• Exercise requirements
In the copy, include every entry exactly but none of the pictures.

··· Records provided

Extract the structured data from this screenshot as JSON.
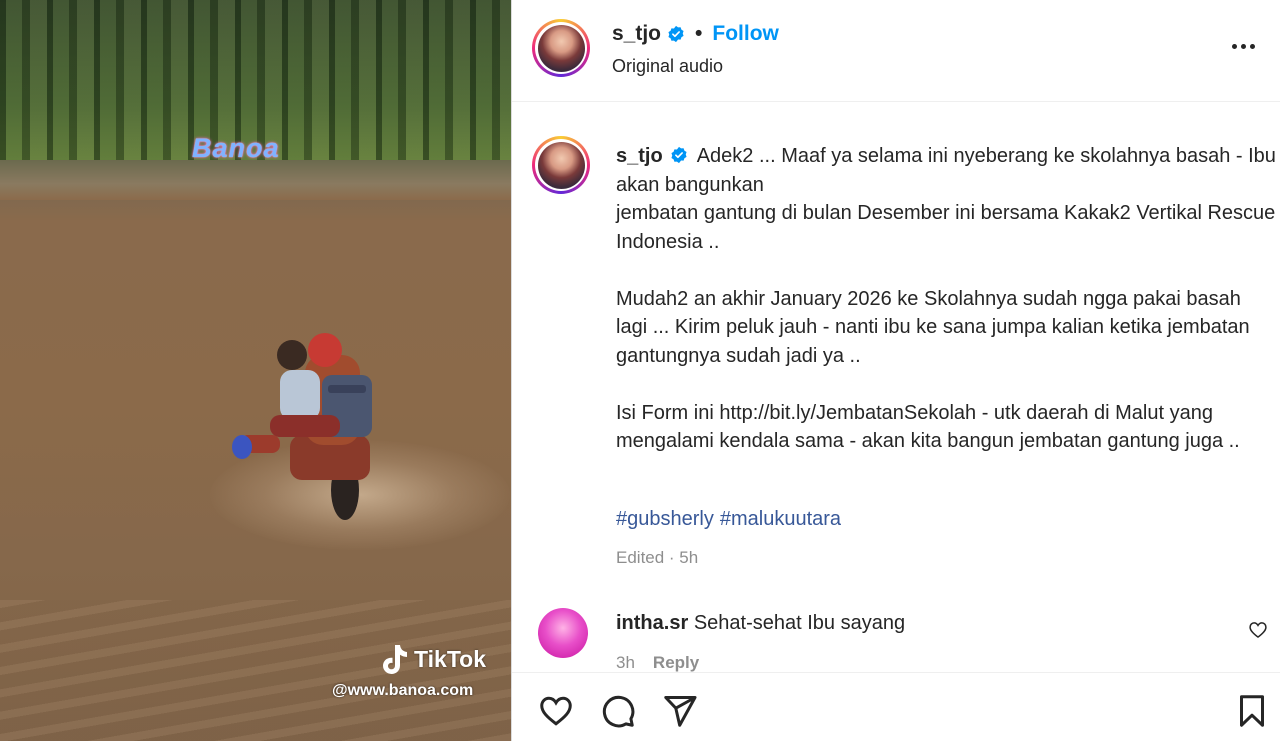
{
  "media": {
    "watermark": "Banoa",
    "tiktok_label": "TikTok",
    "tiktok_handle": "@www.banoa.com"
  },
  "header": {
    "username": "s_tjo",
    "separator": "•",
    "follow_label": "Follow",
    "audio_label": "Original audio"
  },
  "caption": {
    "username": "s_tjo",
    "paragraphs": [
      "Adek2 ... Maaf ya selama ini nyeberang ke skolahnya basah - Ibu akan bangunkan",
      "jembatan gantung di bulan Desember ini bersama Kakak2 Vertikal Rescue Indonesia ..",
      "Mudah2 an akhir January 2026 ke Skolahnya sudah ngga pakai basah lagi ... Kirim peluk jauh - nanti ibu ke sana jumpa kalian ketika jembatan gantungnya sudah jadi ya ..",
      "Isi Form ini http://bit.ly/JembatanSekolah - utk daerah di Malut yang mengalami kendala sama - akan kita bangun jembatan gantung juga .."
    ],
    "hashtags": [
      "#gubsherly",
      "#malukuutara"
    ],
    "edited": "Edited · 5h"
  },
  "comment": {
    "username": "intha.sr",
    "text": "Sehat-sehat Ibu sayang",
    "time": "3h",
    "reply_label": "Reply"
  },
  "icons": {
    "verified": "verified-badge-icon",
    "more": "more-options-icon",
    "like": "heart-icon",
    "comment": "comment-icon",
    "share": "share-icon",
    "save": "bookmark-icon"
  },
  "colors": {
    "follow": "#0095f6",
    "verified": "#0095f6",
    "hashtag": "#385898",
    "muted": "#8e8e8e"
  }
}
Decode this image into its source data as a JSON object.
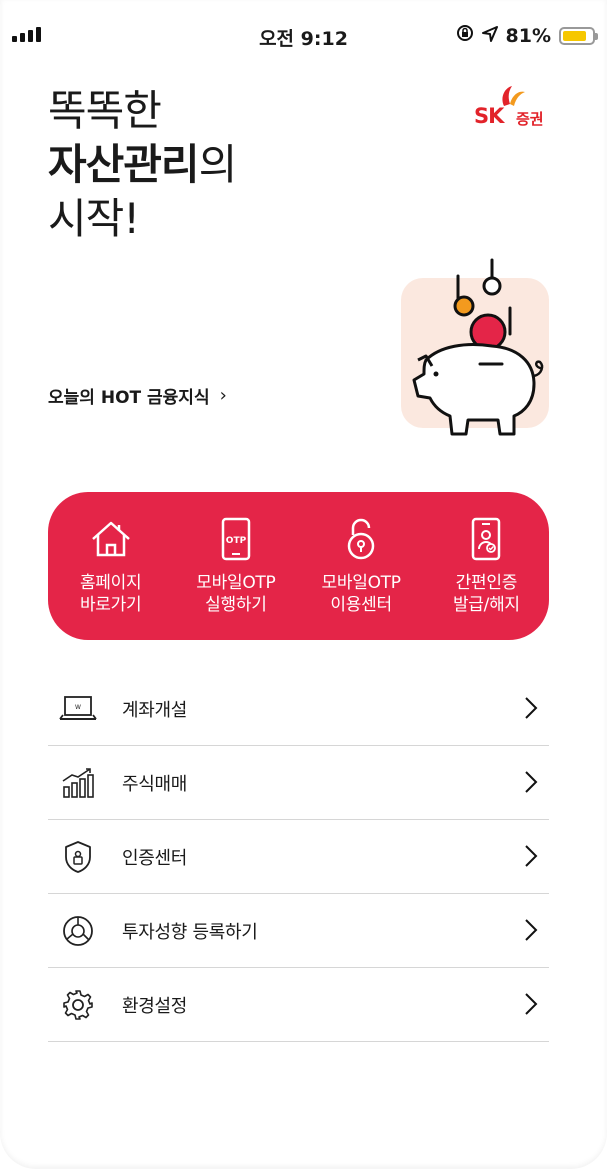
{
  "status_bar": {
    "time": "오전 9:12",
    "battery": "81%",
    "battery_level": 0.81,
    "icons": [
      "signal-icon",
      "rotation-lock-icon",
      "location-arrow-icon",
      "battery-icon"
    ]
  },
  "hero": {
    "title_line1": "똑똑한",
    "title_line2_bold": "자산관리",
    "title_line2_rest": "의",
    "title_line3": "시작!"
  },
  "logo": {
    "sk": "SK",
    "company": "증권"
  },
  "hot_link": {
    "label": "오늘의 HOT 금융지식",
    "chevron": "›"
  },
  "quick_menu": [
    {
      "line1": "홈페이지",
      "line2": "바로가기",
      "icon": "home-icon"
    },
    {
      "line1": "모바일OTP",
      "line2": "실행하기",
      "icon": "otp-phone-icon",
      "icon_text": "OTP"
    },
    {
      "line1": "모바일OTP",
      "line2": "이용센터",
      "icon": "lock-icon"
    },
    {
      "line1": "간편인증",
      "line2": "발급/해지",
      "icon": "certificate-phone-icon"
    }
  ],
  "menu_list": [
    {
      "label": "계좌개설",
      "icon": "laptop-icon"
    },
    {
      "label": "주식매매",
      "icon": "stock-chart-icon"
    },
    {
      "label": "인증센터",
      "icon": "shield-icon"
    },
    {
      "label": "투자성향 등록하기",
      "icon": "pie-chart-icon"
    },
    {
      "label": "환경설정",
      "icon": "gear-icon"
    }
  ],
  "colors": {
    "brand_red": "#e42548",
    "logo_red": "#e2232a",
    "logo_orange": "#f39a1e",
    "pig_card_bg": "#fbe8df",
    "battery_yellow": "#f6c700"
  }
}
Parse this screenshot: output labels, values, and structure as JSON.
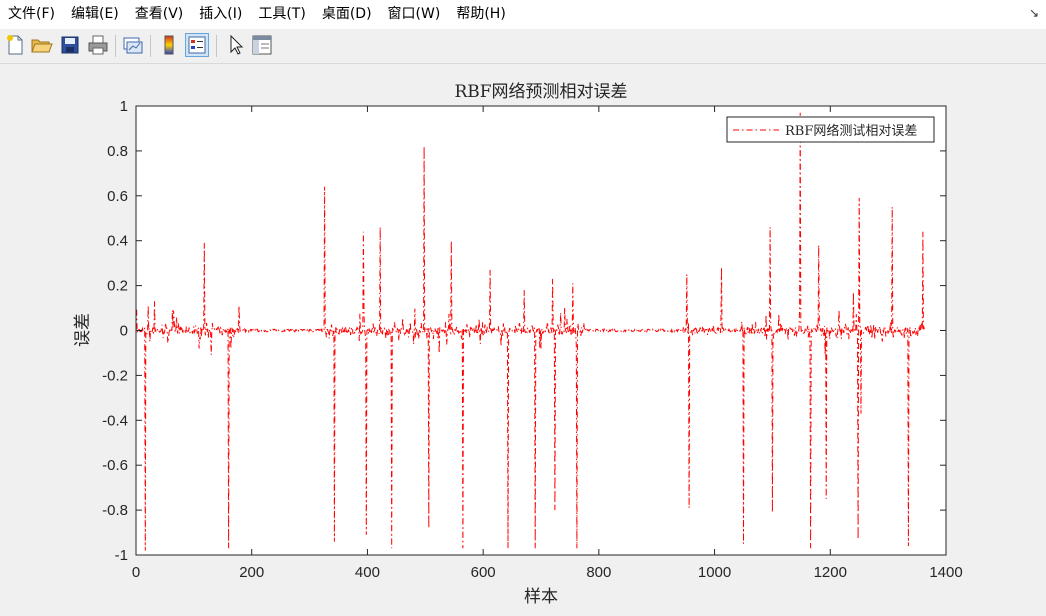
{
  "menubar": {
    "items": [
      "文件(F)",
      "编辑(E)",
      "查看(V)",
      "插入(I)",
      "工具(T)",
      "桌面(D)",
      "窗口(W)",
      "帮助(H)"
    ],
    "dock_icon": "undock-arrow-icon"
  },
  "toolbar": {
    "icons": [
      "new-figure-icon",
      "open-file-icon",
      "save-icon",
      "print-icon",
      "link-plot-icon",
      "colorbar-icon",
      "legend-icon",
      "pointer-icon",
      "property-inspector-icon"
    ]
  },
  "colors": {
    "series": "#ff0000",
    "axes": "#262626",
    "figure_bg": "#f0f0f0",
    "plot_bg": "#ffffff"
  },
  "chart_data": {
    "type": "line",
    "title": "RBF网络预测相对误差",
    "xlabel": "样本",
    "ylabel": "误差",
    "xlim": [
      0,
      1400
    ],
    "ylim": [
      -1,
      1
    ],
    "xticks": [
      0,
      200,
      400,
      600,
      800,
      1000,
      1200,
      1400
    ],
    "yticks": [
      -1,
      -0.8,
      -0.6,
      -0.4,
      -0.2,
      0,
      0.2,
      0.4,
      0.6,
      0.8,
      1
    ],
    "xtick_labels": [
      "0",
      "200",
      "400",
      "600",
      "800",
      "1000",
      "1200",
      "1400"
    ],
    "ytick_labels": [
      "-1",
      "-0.8",
      "-0.6",
      "-0.4",
      "-0.2",
      "0",
      "0.2",
      "0.4",
      "0.6",
      "0.8",
      "1"
    ],
    "grid": false,
    "legend_position": "top-right",
    "series": [
      {
        "name": "RBF网络测试相对误差",
        "line_style": "dash-dot",
        "x_range": [
          1,
          1363
        ],
        "spikes": [
          {
            "x": 16,
            "y": -0.98
          },
          {
            "x": 21,
            "y": 0.11
          },
          {
            "x": 32,
            "y": 0.13
          },
          {
            "x": 118,
            "y": 0.39
          },
          {
            "x": 160,
            "y": -0.97
          },
          {
            "x": 178,
            "y": 0.11
          },
          {
            "x": 326,
            "y": 0.64
          },
          {
            "x": 343,
            "y": -0.94
          },
          {
            "x": 393,
            "y": 0.44
          },
          {
            "x": 398,
            "y": -0.91
          },
          {
            "x": 422,
            "y": 0.46
          },
          {
            "x": 442,
            "y": -0.97
          },
          {
            "x": 498,
            "y": 0.82
          },
          {
            "x": 506,
            "y": -0.88
          },
          {
            "x": 545,
            "y": 0.4
          },
          {
            "x": 565,
            "y": -0.97
          },
          {
            "x": 612,
            "y": 0.27
          },
          {
            "x": 643,
            "y": -0.97
          },
          {
            "x": 671,
            "y": 0.18
          },
          {
            "x": 690,
            "y": -0.97
          },
          {
            "x": 720,
            "y": 0.23
          },
          {
            "x": 724,
            "y": -0.8
          },
          {
            "x": 755,
            "y": 0.21
          },
          {
            "x": 762,
            "y": -0.97
          },
          {
            "x": 952,
            "y": 0.25
          },
          {
            "x": 956,
            "y": -0.79
          },
          {
            "x": 1012,
            "y": 0.28
          },
          {
            "x": 1050,
            "y": -0.95
          },
          {
            "x": 1096,
            "y": 0.46
          },
          {
            "x": 1100,
            "y": -0.81
          },
          {
            "x": 1148,
            "y": 0.97
          },
          {
            "x": 1166,
            "y": -0.97
          },
          {
            "x": 1180,
            "y": 0.38
          },
          {
            "x": 1193,
            "y": -0.75
          },
          {
            "x": 1240,
            "y": 0.17
          },
          {
            "x": 1248,
            "y": -0.93
          },
          {
            "x": 1250,
            "y": 0.59
          },
          {
            "x": 1253,
            "y": -0.37
          },
          {
            "x": 1307,
            "y": 0.55
          },
          {
            "x": 1335,
            "y": -0.96
          },
          {
            "x": 1360,
            "y": 0.44
          }
        ],
        "quiet_ranges": [
          [
            180,
            315
          ],
          [
            775,
            945
          ],
          [
            1020,
            1045
          ]
        ]
      }
    ]
  }
}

······

• Problem solution
Extract the structured data from this screenshot as JSON.
{
  "media": {
    "watermark": "Banoa",
    "tiktok_label": "TikTok",
    "tiktok_handle": "@www.banoa.com"
  },
  "header": {
    "username": "s_tjo",
    "separator": "•",
    "follow_label": "Follow",
    "audio_label": "Original audio"
  },
  "caption": {
    "username": "s_tjo",
    "paragraphs": [
      "Adek2 ... Maaf ya selama ini nyeberang ke skolahnya basah - Ibu akan bangunkan",
      "jembatan gantung di bulan Desember ini bersama Kakak2 Vertikal Rescue Indonesia ..",
      "Mudah2 an akhir January 2026 ke Skolahnya sudah ngga pakai basah lagi ... Kirim peluk jauh - nanti ibu ke sana jumpa kalian ketika jembatan gantungnya sudah jadi ya ..",
      "Isi Form ini http://bit.ly/JembatanSekolah - utk daerah di Malut yang mengalami kendala sama - akan kita bangun jembatan gantung juga .."
    ],
    "hashtags": [
      "#gubsherly",
      "#malukuutara"
    ],
    "edited": "Edited · 5h"
  },
  "comment": {
    "username": "intha.sr",
    "text": "Sehat-sehat Ibu sayang",
    "time": "3h",
    "reply_label": "Reply"
  },
  "icons": {
    "verified": "verified-badge-icon",
    "more": "more-options-icon",
    "like": "heart-icon",
    "comment": "comment-icon",
    "share": "share-icon",
    "save": "bookmark-icon"
  },
  "colors": {
    "follow": "#0095f6",
    "verified": "#0095f6",
    "hashtag": "#385898",
    "muted": "#8e8e8e"
  }
}
Decode this image into its source data as a JSON object.
{
  "status_bar": {
    "time": "오전 9:12",
    "battery": "81%",
    "battery_level": 0.81,
    "icons": [
      "signal-icon",
      "rotation-lock-icon",
      "location-arrow-icon",
      "battery-icon"
    ]
  },
  "hero": {
    "title_line1": "똑똑한",
    "title_line2_bold": "자산관리",
    "title_line2_rest": "의",
    "title_line3": "시작!"
  },
  "logo": {
    "sk": "SK",
    "company": "증권"
  },
  "hot_link": {
    "label": "오늘의 HOT 금융지식",
    "chevron": "›"
  },
  "quick_menu": [
    {
      "line1": "홈페이지",
      "line2": "바로가기",
      "icon": "home-icon"
    },
    {
      "line1": "모바일OTP",
      "line2": "실행하기",
      "icon": "otp-phone-icon",
      "icon_text": "OTP"
    },
    {
      "line1": "모바일OTP",
      "line2": "이용센터",
      "icon": "lock-icon"
    },
    {
      "line1": "간편인증",
      "line2": "발급/해지",
      "icon": "certificate-phone-icon"
    }
  ],
  "menu_list": [
    {
      "label": "계좌개설",
      "icon": "laptop-icon"
    },
    {
      "label": "주식매매",
      "icon": "stock-chart-icon"
    },
    {
      "label": "인증센터",
      "icon": "shield-icon"
    },
    {
      "label": "투자성향 등록하기",
      "icon": "pie-chart-icon"
    },
    {
      "label": "환경설정",
      "icon": "gear-icon"
    }
  ],
  "colors": {
    "brand_red": "#e42548",
    "logo_red": "#e2232a",
    "logo_orange": "#f39a1e",
    "pig_card_bg": "#fbe8df",
    "battery_yellow": "#f6c700"
  }
}
Parse this screenshot: output labels, values, and structure as JSON.
{
  "menubar": {
    "items": [
      "文件(F)",
      "编辑(E)",
      "查看(V)",
      "插入(I)",
      "工具(T)",
      "桌面(D)",
      "窗口(W)",
      "帮助(H)"
    ],
    "dock_icon": "undock-arrow-icon"
  },
  "toolbar": {
    "icons": [
      "new-figure-icon",
      "open-file-icon",
      "save-icon",
      "print-icon",
      "link-plot-icon",
      "colorbar-icon",
      "legend-icon",
      "pointer-icon",
      "property-inspector-icon"
    ]
  },
  "colors": {
    "series": "#ff0000",
    "axes": "#262626",
    "figure_bg": "#f0f0f0",
    "plot_bg": "#ffffff"
  },
  "chart_data": {
    "type": "line",
    "title": "RBF网络预测相对误差",
    "xlabel": "样本",
    "ylabel": "误差",
    "xlim": [
      0,
      1400
    ],
    "ylim": [
      -1,
      1
    ],
    "xticks": [
      0,
      200,
      400,
      600,
      800,
      1000,
      1200,
      1400
    ],
    "yticks": [
      -1,
      -0.8,
      -0.6,
      -0.4,
      -0.2,
      0,
      0.2,
      0.4,
      0.6,
      0.8,
      1
    ],
    "xtick_labels": [
      "0",
      "200",
      "400",
      "600",
      "800",
      "1000",
      "1200",
      "1400"
    ],
    "ytick_labels": [
      "-1",
      "-0.8",
      "-0.6",
      "-0.4",
      "-0.2",
      "0",
      "0.2",
      "0.4",
      "0.6",
      "0.8",
      "1"
    ],
    "grid": false,
    "legend_position": "top-right",
    "series": [
      {
        "name": "RBF网络测试相对误差",
        "line_style": "dash-dot",
        "x_range": [
          1,
          1363
        ],
        "spikes": [
          {
            "x": 16,
            "y": -0.98
          },
          {
            "x": 21,
            "y": 0.11
          },
          {
            "x": 32,
            "y": 0.13
          },
          {
            "x": 118,
            "y": 0.39
          },
          {
            "x": 160,
            "y": -0.97
          },
          {
            "x": 178,
            "y": 0.11
          },
          {
            "x": 326,
            "y": 0.64
          },
          {
            "x": 343,
            "y": -0.94
          },
          {
            "x": 393,
            "y": 0.44
          },
          {
            "x": 398,
            "y": -0.91
          },
          {
            "x": 422,
            "y": 0.46
          },
          {
            "x": 442,
            "y": -0.97
          },
          {
            "x": 498,
            "y": 0.82
          },
          {
            "x": 506,
            "y": -0.88
          },
          {
            "x": 545,
            "y": 0.4
          },
          {
            "x": 565,
            "y": -0.97
          },
          {
            "x": 612,
            "y": 0.27
          },
          {
            "x": 643,
            "y": -0.97
          },
          {
            "x": 671,
            "y": 0.18
          },
          {
            "x": 690,
            "y": -0.97
          },
          {
            "x": 720,
            "y": 0.23
          },
          {
            "x": 724,
            "y": -0.8
          },
          {
            "x": 755,
            "y": 0.21
          },
          {
            "x": 762,
            "y": -0.97
          },
          {
            "x": 952,
            "y": 0.25
          },
          {
            "x": 956,
            "y": -0.79
          },
          {
            "x": 1012,
            "y": 0.28
          },
          {
            "x": 1050,
            "y": -0.95
          },
          {
            "x": 1096,
            "y": 0.46
          },
          {
            "x": 1100,
            "y": -0.81
          },
          {
            "x": 1148,
            "y": 0.97
          },
          {
            "x": 1166,
            "y": -0.97
          },
          {
            "x": 1180,
            "y": 0.38
          },
          {
            "x": 1193,
            "y": -0.75
          },
          {
            "x": 1240,
            "y": 0.17
          },
          {
            "x": 1248,
            "y": -0.93
          },
          {
            "x": 1250,
            "y": 0.59
          },
          {
            "x": 1253,
            "y": -0.37
          },
          {
            "x": 1307,
            "y": 0.55
          },
          {
            "x": 1335,
            "y": -0.96
          },
          {
            "x": 1360,
            "y": 0.44
          }
        ],
        "quiet_ranges": [
          [
            180,
            315
          ],
          [
            775,
            945
          ],
          [
            1020,
            1045
          ]
        ]
      }
    ]
  }
}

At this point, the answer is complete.